## Objective
Quote the entries that follow exactly, leaving none out.

Dataset rows:

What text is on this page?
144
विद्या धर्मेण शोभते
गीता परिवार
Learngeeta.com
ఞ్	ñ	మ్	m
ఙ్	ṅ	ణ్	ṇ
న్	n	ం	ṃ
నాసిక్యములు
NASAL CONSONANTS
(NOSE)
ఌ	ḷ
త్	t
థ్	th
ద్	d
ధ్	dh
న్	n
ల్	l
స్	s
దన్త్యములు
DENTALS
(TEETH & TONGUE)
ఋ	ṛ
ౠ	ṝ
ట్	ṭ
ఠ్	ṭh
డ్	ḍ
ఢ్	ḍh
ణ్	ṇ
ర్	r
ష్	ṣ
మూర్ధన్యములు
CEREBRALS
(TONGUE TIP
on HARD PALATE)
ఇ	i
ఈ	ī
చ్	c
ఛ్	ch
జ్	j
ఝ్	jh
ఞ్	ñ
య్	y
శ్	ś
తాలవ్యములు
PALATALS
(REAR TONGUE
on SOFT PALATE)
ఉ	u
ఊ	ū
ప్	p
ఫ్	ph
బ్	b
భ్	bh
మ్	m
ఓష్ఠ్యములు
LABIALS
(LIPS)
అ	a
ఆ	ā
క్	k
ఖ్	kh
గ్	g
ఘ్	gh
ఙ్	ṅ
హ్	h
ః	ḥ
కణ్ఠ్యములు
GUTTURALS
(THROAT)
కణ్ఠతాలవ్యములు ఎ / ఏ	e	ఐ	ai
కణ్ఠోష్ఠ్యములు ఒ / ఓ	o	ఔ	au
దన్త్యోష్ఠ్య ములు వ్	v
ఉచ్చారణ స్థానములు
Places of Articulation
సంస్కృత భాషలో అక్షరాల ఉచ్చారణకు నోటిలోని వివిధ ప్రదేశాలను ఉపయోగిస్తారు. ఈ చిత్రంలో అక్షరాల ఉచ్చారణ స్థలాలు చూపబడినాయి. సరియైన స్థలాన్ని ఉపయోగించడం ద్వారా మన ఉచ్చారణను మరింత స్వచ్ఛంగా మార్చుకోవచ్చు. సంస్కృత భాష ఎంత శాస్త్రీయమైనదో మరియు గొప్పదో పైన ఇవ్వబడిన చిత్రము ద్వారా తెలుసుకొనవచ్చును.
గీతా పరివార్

## Expected output
What text is on this page?
144
विद्या धर्मेण शोभते
गीता परिवार
Learngeeta.com
ఞ్	ñ	మ్	m
ఙ్	ṅ	ణ్	ṇ
న్	n	ం	ṃ
నాసిక్యములు
NASAL CONSONANTS
(NOSE)
ఌ	ḷ
త్	t
థ్	th
ద్	d
ధ్	dh
న్	n
ల్	l
స్	s
దన్త్యములు
DENTALS
(TEETH & TONGUE)
ఋ	ṛ
ౠ	ṝ
ట్	ṭ
ఠ్	ṭh
డ్	ḍ
ఢ్	ḍh
ణ్	ṇ
ర్	r
ష్	ṣ
మూర్ధన్యములు
CEREBRALS
(TONGUE TIP
on HARD PALATE)
ఇ	i
ఈ	ī
చ్	c
ఛ్	ch
జ్	j
ఝ్	jh
ఞ్	ñ
య్	y
శ్	ś
తాలవ్యములు
PALATALS
(REAR TONGUE
on SOFT PALATE)
ఉ	u
ఊ	ū
ప్	p
ఫ్	ph
బ్	b
భ్	bh
మ్	m
ఓష్ఠ్యములు
LABIALS
(LIPS)
అ	a
ఆ	ā
క్	k
ఖ్	kh
గ్	g
ఘ్	gh
ఙ్	ṅ
హ్	h
ః	ḥ
కణ్ఠ్యములు
GUTTURALS
(THROAT)
కణ్ఠతాలవ్యములు ఎ / ఏ	e	ఐ	ai
కణ్ఠోష్ఠ్యములు ఒ / ఓ	o	ఔ	au
దన్త్యోష్ఠ్య ములు వ్	v
ఉచ్చారణ స్థానములు
Places of Articulation
సంస్కృత భాషలో అక్షరాల ఉచ్చారణకు నోటిలోని వివిధ ప్రదేశాలను ఉపయోగిస్తారు. ఈ చిత్రంలో అక్షరాల ఉచ్చారణ స్థలాలు చూపబడినాయి. సరియైన స్థలాన్ని ఉపయోగించడం ద్వారా మన ఉచ్చారణను మరింత స్వచ్ఛంగా మార్చుకోవచ్చు. సంస్కృత భాష ఎంత శాస్త్రీయమైనదో మరియు గొప్పదో పైన ఇవ్వబడిన చిత్రము ద్వారా తెలుసుకొనవచ్చును.
గీతా పరివార్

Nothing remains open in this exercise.